Copy out every line of the records below word for word, leaving out the pictures.

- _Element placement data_
* * *
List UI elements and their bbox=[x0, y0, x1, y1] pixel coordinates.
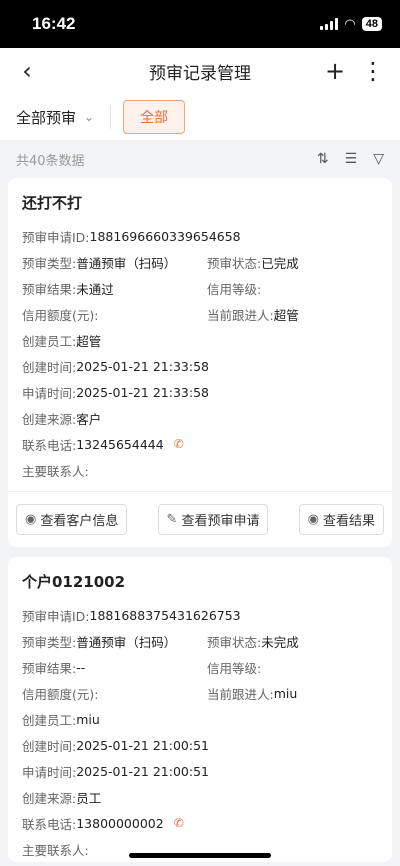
record-card[interactable]: 还打不打 预审申请ID: 1881696660339654658 预审类型: 普通预… bbox=[8, 178, 392, 547]
created-time: 2025-01-21 21:33:58 bbox=[76, 358, 209, 374]
field-label: 预审结果: bbox=[22, 281, 77, 297]
dropdown-label: 全部预审 bbox=[16, 108, 77, 127]
created-time: 2025-01-21 21:00:51 bbox=[76, 737, 209, 753]
back-icon[interactable]: ‹ bbox=[12, 57, 42, 85]
status-bar: 16:42 ◠ 48 bbox=[0, 0, 400, 48]
preaudit-id: 1881688375431626753 bbox=[89, 607, 241, 623]
battery-icon: 48 bbox=[361, 17, 382, 31]
button-label: 查看结果 bbox=[322, 514, 375, 529]
field-label: 创建员工: bbox=[22, 712, 77, 728]
phone-icon[interactable]: ✆ bbox=[174, 816, 184, 830]
card-title: 还打不打 bbox=[22, 194, 83, 212]
field-label: 主要联系人: bbox=[22, 463, 89, 479]
wifi-icon: ◠ bbox=[344, 16, 356, 32]
eye-icon: ◉ bbox=[307, 512, 319, 527]
preaudit-type-dropdown[interactable]: 全部预审 ⌄ bbox=[16, 107, 94, 128]
field-label: 联系电话: bbox=[22, 816, 77, 832]
applied-time: 2025-01-21 21:00:51 bbox=[76, 763, 209, 779]
field-label: 创建来源: bbox=[22, 790, 77, 806]
source: 客户 bbox=[76, 411, 102, 427]
card-actions: ◉ 查看客户信息 ✎ 查看预审申请 ◉ 查看结果 bbox=[8, 491, 392, 547]
field-label: 申请时间: bbox=[22, 385, 77, 401]
preaudit-type: 普通预审（扫码） bbox=[76, 634, 177, 650]
phone-number: 13245654444 bbox=[76, 436, 164, 452]
current-follower: 超管 bbox=[273, 307, 299, 323]
field-label: 预审类型: bbox=[22, 634, 77, 650]
preaudit-type: 普通预审（扫码） bbox=[76, 255, 177, 271]
divider bbox=[110, 105, 112, 129]
record-card[interactable]: 个户0121002 预审申请ID: 1881688375431626753 预审类… bbox=[8, 557, 392, 862]
field-label: 信用额度(元): bbox=[22, 686, 99, 702]
field-label: 信用等级: bbox=[207, 660, 262, 676]
field-label: 当前跟进人: bbox=[207, 307, 274, 323]
preaudit-status: 已完成 bbox=[261, 255, 299, 271]
field-label: 预审申请ID: bbox=[22, 608, 90, 624]
field-label: 预审状态: bbox=[207, 255, 262, 271]
field-label: 预审申请ID: bbox=[22, 229, 90, 245]
view-application-button[interactable]: ✎ 查看预审申请 bbox=[157, 504, 269, 535]
nav-bar: ‹ 预审记录管理 + ⋮ bbox=[0, 48, 400, 94]
edit-doc-icon: ✎ bbox=[166, 512, 178, 527]
view-customer-button[interactable]: ◉ 查看客户信息 bbox=[16, 504, 128, 535]
record-count: 共40条数据 bbox=[16, 153, 85, 169]
field-label: 预审类型: bbox=[22, 255, 77, 271]
button-label: 查看客户信息 bbox=[40, 514, 119, 529]
eye-icon: ◉ bbox=[25, 512, 37, 527]
list-header: 共40条数据 ⇅ ☰ ▽ bbox=[0, 140, 400, 178]
field-label: 预审状态: bbox=[207, 634, 262, 650]
creator: miu bbox=[76, 711, 100, 727]
field-label: 创建员工: bbox=[22, 333, 77, 349]
field-label: 主要联系人: bbox=[22, 842, 89, 858]
field-label: 创建来源: bbox=[22, 411, 77, 427]
field-label: 信用额度(元): bbox=[22, 307, 99, 323]
more-icon[interactable]: ⋮ bbox=[358, 57, 388, 85]
chevron-down-icon: ⌄ bbox=[84, 110, 95, 124]
preaudit-result: -- bbox=[76, 659, 86, 675]
field-label: 联系电话: bbox=[22, 437, 77, 453]
list-filter-icon[interactable]: ☰ bbox=[345, 151, 358, 167]
field-label: 当前跟进人: bbox=[207, 686, 274, 702]
signal-icon bbox=[320, 18, 339, 30]
sort-icon[interactable]: ⇅ bbox=[317, 151, 329, 167]
preaudit-id: 1881696660339654658 bbox=[89, 228, 241, 244]
applied-time: 2025-01-21 21:33:58 bbox=[76, 384, 209, 400]
status-time: 16:42 bbox=[32, 14, 76, 33]
filter-chip-all[interactable]: 全部 bbox=[123, 100, 186, 134]
field-label: 信用等级: bbox=[207, 281, 262, 297]
phone-icon[interactable]: ✆ bbox=[174, 437, 184, 451]
current-follower: miu bbox=[273, 685, 298, 701]
add-icon[interactable]: + bbox=[320, 57, 350, 85]
preaudit-status: 未完成 bbox=[261, 634, 299, 650]
funnel-icon[interactable]: ▽ bbox=[373, 151, 384, 167]
source: 员工 bbox=[76, 790, 102, 806]
filter-bar: 全部预审 ⌄ 全部 bbox=[0, 94, 400, 140]
preaudit-result: 未通过 bbox=[76, 281, 114, 297]
view-result-button[interactable]: ◉ 查看结果 bbox=[298, 504, 384, 535]
status-icons: ◠ 48 bbox=[320, 17, 382, 32]
button-label: 查看预审申请 bbox=[181, 514, 260, 529]
home-indicator[interactable] bbox=[129, 853, 271, 858]
phone-number: 13800000002 bbox=[76, 815, 164, 831]
field-label: 申请时间: bbox=[22, 764, 77, 780]
creator: 超管 bbox=[76, 333, 102, 349]
card-title: 个户0121002 bbox=[22, 573, 126, 591]
field-label: 创建时间: bbox=[22, 359, 77, 375]
field-label: 预审结果: bbox=[22, 660, 77, 676]
field-label: 创建时间: bbox=[22, 738, 77, 754]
* * *
- _WORKED ANSWER_
List UI elements and their bbox=[x0, y0, x1, y1] pixel coordinates.
record-card[interactable]: 还打不打 预审申请ID: 1881696660339654658 预审类型: 普通预… bbox=[8, 178, 392, 547]
created-time: 2025-01-21 21:33:58 bbox=[76, 358, 209, 374]
field-label: 预审结果: bbox=[22, 281, 77, 297]
dropdown-label: 全部预审 bbox=[16, 108, 77, 127]
created-time: 2025-01-21 21:00:51 bbox=[76, 737, 209, 753]
back-icon[interactable]: ‹ bbox=[12, 57, 42, 85]
status-bar: 16:42 ◠ 48 bbox=[0, 0, 400, 48]
preaudit-id: 1881688375431626753 bbox=[89, 607, 241, 623]
battery-icon: 48 bbox=[361, 17, 382, 31]
button-label: 查看结果 bbox=[322, 514, 375, 529]
field-label: 创建员工: bbox=[22, 712, 77, 728]
phone-icon[interactable]: ✆ bbox=[174, 816, 184, 830]
card-title: 还打不打 bbox=[22, 194, 83, 212]
field-label: 主要联系人: bbox=[22, 463, 89, 479]
wifi-icon: ◠ bbox=[344, 16, 356, 32]
eye-icon: ◉ bbox=[307, 512, 319, 527]
preaudit-type-dropdown[interactable]: 全部预审 ⌄ bbox=[16, 107, 94, 128]
field-label: 联系电话: bbox=[22, 816, 77, 832]
applied-time: 2025-01-21 21:00:51 bbox=[76, 763, 209, 779]
field-label: 创建来源: bbox=[22, 790, 77, 806]
source: 客户 bbox=[76, 411, 102, 427]
card-actions: ◉ 查看客户信息 ✎ 查看预审申请 ◉ 查看结果 bbox=[8, 491, 392, 547]
field-label: 申请时间: bbox=[22, 385, 77, 401]
preaudit-type: 普通预审（扫码） bbox=[76, 634, 177, 650]
phone-number: 13245654444 bbox=[76, 436, 164, 452]
current-follower: 超管 bbox=[273, 307, 299, 323]
field-label: 预审类型: bbox=[22, 634, 77, 650]
preaudit-type: 普通预审（扫码） bbox=[76, 255, 177, 271]
divider bbox=[110, 105, 112, 129]
record-card[interactable]: 个户0121002 预审申请ID: 1881688375431626753 预审类… bbox=[8, 557, 392, 862]
field-label: 信用额度(元): bbox=[22, 686, 99, 702]
field-label: 信用等级: bbox=[207, 660, 262, 676]
field-label: 当前跟进人: bbox=[207, 307, 274, 323]
preaudit-status: 已完成 bbox=[261, 255, 299, 271]
field-label: 预审申请ID: bbox=[22, 608, 90, 624]
field-label: 预审状态: bbox=[207, 255, 262, 271]
field-label: 预审申请ID: bbox=[22, 229, 90, 245]
view-application-button[interactable]: ✎ 查看预审申请 bbox=[157, 504, 269, 535]
nav-bar: ‹ 预审记录管理 + ⋮ bbox=[0, 48, 400, 94]
edit-doc-icon: ✎ bbox=[166, 512, 178, 527]
view-customer-button[interactable]: ◉ 查看客户信息 bbox=[16, 504, 128, 535]
record-count: 共40条数据 bbox=[16, 153, 85, 169]
field-label: 预审类型: bbox=[22, 255, 77, 271]
button-label: 查看客户信息 bbox=[40, 514, 119, 529]
eye-icon: ◉ bbox=[25, 512, 37, 527]
list-header: 共40条数据 ⇅ ☰ ▽ bbox=[0, 140, 400, 178]
field-label: 预审状态: bbox=[207, 634, 262, 650]
creator: miu bbox=[76, 711, 100, 727]
field-label: 创建员工: bbox=[22, 333, 77, 349]
field-label: 主要联系人: bbox=[22, 842, 89, 858]
field-label: 创建来源: bbox=[22, 411, 77, 427]
field-label: 信用额度(元): bbox=[22, 307, 99, 323]
more-icon[interactable]: ⋮ bbox=[358, 57, 388, 85]
chevron-down-icon: ⌄ bbox=[84, 110, 95, 124]
preaudit-result: -- bbox=[76, 659, 86, 675]
field-label: 联系电话: bbox=[22, 437, 77, 453]
list-filter-icon[interactable]: ☰ bbox=[345, 151, 358, 167]
field-label: 当前跟进人: bbox=[207, 686, 274, 702]
signal-icon bbox=[320, 18, 339, 30]
sort-icon[interactable]: ⇅ bbox=[317, 151, 329, 167]
preaudit-id: 1881696660339654658 bbox=[89, 228, 241, 244]
applied-time: 2025-01-21 21:33:58 bbox=[76, 384, 209, 400]
status-time: 16:42 bbox=[32, 14, 76, 33]
filter-chip-all[interactable]: 全部 bbox=[123, 100, 186, 134]
field-label: 信用等级: bbox=[207, 281, 262, 297]
phone-icon[interactable]: ✆ bbox=[174, 437, 184, 451]
current-follower: miu bbox=[273, 685, 298, 701]
add-icon[interactable]: + bbox=[320, 57, 350, 85]
preaudit-status: 未完成 bbox=[261, 634, 299, 650]
funnel-icon[interactable]: ▽ bbox=[373, 151, 384, 167]
source: 员工 bbox=[76, 790, 102, 806]
filter-bar: 全部预审 ⌄ 全部 bbox=[0, 94, 400, 140]
preaudit-result: 未通过 bbox=[76, 281, 114, 297]
view-result-button[interactable]: ◉ 查看结果 bbox=[298, 504, 384, 535]
status-icons: ◠ 48 bbox=[320, 17, 382, 32]
button-label: 查看预审申请 bbox=[181, 514, 260, 529]
home-indicator[interactable] bbox=[129, 853, 271, 858]
phone-number: 13800000002 bbox=[76, 815, 164, 831]
field-label: 申请时间: bbox=[22, 764, 77, 780]
creator: 超管 bbox=[76, 333, 102, 349]
card-title: 个户0121002 bbox=[22, 573, 126, 591]
field-label: 创建时间: bbox=[22, 359, 77, 375]
field-label: 预审结果: bbox=[22, 660, 77, 676]
field-label: 创建时间: bbox=[22, 738, 77, 754]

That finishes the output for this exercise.